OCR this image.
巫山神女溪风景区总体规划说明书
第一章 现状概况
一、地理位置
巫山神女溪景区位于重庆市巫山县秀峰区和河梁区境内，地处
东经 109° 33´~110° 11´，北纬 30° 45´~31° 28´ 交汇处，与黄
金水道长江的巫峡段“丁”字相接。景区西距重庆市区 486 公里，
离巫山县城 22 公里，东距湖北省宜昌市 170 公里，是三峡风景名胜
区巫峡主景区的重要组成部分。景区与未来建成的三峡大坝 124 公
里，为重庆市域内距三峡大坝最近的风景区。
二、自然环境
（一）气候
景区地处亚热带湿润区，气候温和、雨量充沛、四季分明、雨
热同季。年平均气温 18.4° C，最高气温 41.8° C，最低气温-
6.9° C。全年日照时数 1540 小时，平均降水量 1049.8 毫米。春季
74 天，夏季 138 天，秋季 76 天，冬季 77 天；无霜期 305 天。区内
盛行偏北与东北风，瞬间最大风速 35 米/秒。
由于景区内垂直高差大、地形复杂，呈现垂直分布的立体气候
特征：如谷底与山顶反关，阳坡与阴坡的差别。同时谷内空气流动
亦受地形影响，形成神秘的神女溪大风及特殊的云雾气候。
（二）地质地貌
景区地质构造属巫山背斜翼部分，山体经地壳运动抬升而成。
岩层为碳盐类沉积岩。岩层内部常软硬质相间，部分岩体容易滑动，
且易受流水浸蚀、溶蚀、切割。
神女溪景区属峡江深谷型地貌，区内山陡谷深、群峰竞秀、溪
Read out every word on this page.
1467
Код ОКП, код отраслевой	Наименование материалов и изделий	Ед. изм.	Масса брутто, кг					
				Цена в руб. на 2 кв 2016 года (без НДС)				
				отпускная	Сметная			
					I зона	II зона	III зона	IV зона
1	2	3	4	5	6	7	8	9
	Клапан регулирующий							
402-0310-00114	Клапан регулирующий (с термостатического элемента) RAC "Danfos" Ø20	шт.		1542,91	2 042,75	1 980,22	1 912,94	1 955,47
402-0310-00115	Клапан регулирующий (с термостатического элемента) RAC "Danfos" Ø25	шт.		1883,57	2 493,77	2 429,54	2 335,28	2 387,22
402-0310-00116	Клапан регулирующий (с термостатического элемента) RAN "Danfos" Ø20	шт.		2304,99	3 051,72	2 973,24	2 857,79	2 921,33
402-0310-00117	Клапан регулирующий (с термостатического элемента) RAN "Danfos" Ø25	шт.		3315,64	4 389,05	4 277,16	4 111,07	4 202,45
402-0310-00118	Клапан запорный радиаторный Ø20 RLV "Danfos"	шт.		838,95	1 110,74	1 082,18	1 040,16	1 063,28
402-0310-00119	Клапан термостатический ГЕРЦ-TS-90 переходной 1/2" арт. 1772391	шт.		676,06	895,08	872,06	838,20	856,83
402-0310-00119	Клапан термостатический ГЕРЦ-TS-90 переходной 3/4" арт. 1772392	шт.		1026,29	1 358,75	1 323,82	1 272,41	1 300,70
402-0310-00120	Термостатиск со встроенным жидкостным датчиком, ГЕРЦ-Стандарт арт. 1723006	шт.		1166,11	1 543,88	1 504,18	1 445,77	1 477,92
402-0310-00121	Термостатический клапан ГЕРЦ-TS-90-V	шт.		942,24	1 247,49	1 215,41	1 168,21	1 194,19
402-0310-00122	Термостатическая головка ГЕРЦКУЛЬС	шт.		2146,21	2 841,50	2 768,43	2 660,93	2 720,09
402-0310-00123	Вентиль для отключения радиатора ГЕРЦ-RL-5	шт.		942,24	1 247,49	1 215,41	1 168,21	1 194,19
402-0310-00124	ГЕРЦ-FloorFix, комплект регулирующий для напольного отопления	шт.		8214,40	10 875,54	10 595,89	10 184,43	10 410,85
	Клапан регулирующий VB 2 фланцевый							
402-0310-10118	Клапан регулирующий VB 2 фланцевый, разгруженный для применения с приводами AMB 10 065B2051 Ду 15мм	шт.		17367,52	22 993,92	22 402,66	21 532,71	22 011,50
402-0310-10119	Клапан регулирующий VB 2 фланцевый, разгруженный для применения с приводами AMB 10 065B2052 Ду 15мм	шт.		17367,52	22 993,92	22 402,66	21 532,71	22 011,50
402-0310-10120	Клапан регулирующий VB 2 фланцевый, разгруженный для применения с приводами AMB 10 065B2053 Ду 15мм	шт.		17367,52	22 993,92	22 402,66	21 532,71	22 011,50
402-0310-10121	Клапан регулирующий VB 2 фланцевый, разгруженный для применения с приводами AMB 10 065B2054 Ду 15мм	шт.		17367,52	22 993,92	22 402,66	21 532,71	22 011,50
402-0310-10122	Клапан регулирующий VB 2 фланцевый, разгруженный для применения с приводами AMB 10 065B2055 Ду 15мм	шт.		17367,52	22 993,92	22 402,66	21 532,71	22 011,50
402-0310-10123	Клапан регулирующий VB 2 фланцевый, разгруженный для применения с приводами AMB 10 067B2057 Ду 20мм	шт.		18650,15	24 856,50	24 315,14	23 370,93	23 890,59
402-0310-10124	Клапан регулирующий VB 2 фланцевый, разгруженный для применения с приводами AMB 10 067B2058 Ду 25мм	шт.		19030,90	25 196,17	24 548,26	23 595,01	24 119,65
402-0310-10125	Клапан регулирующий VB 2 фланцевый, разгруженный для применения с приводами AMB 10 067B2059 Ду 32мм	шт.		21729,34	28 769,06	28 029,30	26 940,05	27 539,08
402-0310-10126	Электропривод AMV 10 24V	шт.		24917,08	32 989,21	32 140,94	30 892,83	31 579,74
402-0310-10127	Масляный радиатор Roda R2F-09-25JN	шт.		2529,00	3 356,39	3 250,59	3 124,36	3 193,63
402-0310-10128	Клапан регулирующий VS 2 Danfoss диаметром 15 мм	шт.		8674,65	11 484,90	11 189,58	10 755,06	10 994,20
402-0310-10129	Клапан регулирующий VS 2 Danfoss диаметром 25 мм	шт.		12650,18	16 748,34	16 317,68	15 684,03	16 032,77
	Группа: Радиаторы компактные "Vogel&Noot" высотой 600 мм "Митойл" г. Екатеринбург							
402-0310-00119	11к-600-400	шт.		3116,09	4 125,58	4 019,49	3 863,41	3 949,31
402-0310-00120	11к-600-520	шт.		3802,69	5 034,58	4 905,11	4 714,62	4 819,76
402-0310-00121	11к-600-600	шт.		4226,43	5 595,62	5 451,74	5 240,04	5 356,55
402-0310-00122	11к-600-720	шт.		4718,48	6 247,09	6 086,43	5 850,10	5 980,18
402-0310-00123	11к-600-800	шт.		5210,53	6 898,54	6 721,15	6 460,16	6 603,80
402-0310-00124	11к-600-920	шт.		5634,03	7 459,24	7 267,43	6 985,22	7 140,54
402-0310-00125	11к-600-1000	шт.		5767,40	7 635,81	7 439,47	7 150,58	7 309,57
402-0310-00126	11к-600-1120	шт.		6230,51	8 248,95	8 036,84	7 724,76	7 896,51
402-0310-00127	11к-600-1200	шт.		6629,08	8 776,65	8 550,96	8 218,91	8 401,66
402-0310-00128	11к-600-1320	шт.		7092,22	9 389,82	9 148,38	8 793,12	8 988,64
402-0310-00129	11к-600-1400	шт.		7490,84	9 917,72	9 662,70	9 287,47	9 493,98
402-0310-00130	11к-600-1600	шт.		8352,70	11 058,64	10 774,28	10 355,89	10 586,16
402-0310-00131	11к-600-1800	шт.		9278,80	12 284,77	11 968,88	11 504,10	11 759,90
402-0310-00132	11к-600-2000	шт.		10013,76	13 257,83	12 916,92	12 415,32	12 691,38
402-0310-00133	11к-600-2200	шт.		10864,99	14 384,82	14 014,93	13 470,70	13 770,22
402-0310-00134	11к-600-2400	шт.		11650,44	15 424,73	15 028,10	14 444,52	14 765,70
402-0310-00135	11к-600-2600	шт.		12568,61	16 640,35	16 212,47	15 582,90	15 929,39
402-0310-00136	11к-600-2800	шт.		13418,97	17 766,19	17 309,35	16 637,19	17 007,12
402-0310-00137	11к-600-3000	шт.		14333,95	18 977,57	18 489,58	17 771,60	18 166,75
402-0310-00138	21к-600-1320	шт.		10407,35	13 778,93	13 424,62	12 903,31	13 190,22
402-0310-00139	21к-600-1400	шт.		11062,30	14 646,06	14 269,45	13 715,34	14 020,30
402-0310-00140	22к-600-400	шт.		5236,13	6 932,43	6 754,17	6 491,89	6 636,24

EXERCISE DIRECTIONS: Go through the entries above and count the lines containing the word "переходной"; give only that count.

THE OUTPUT: 2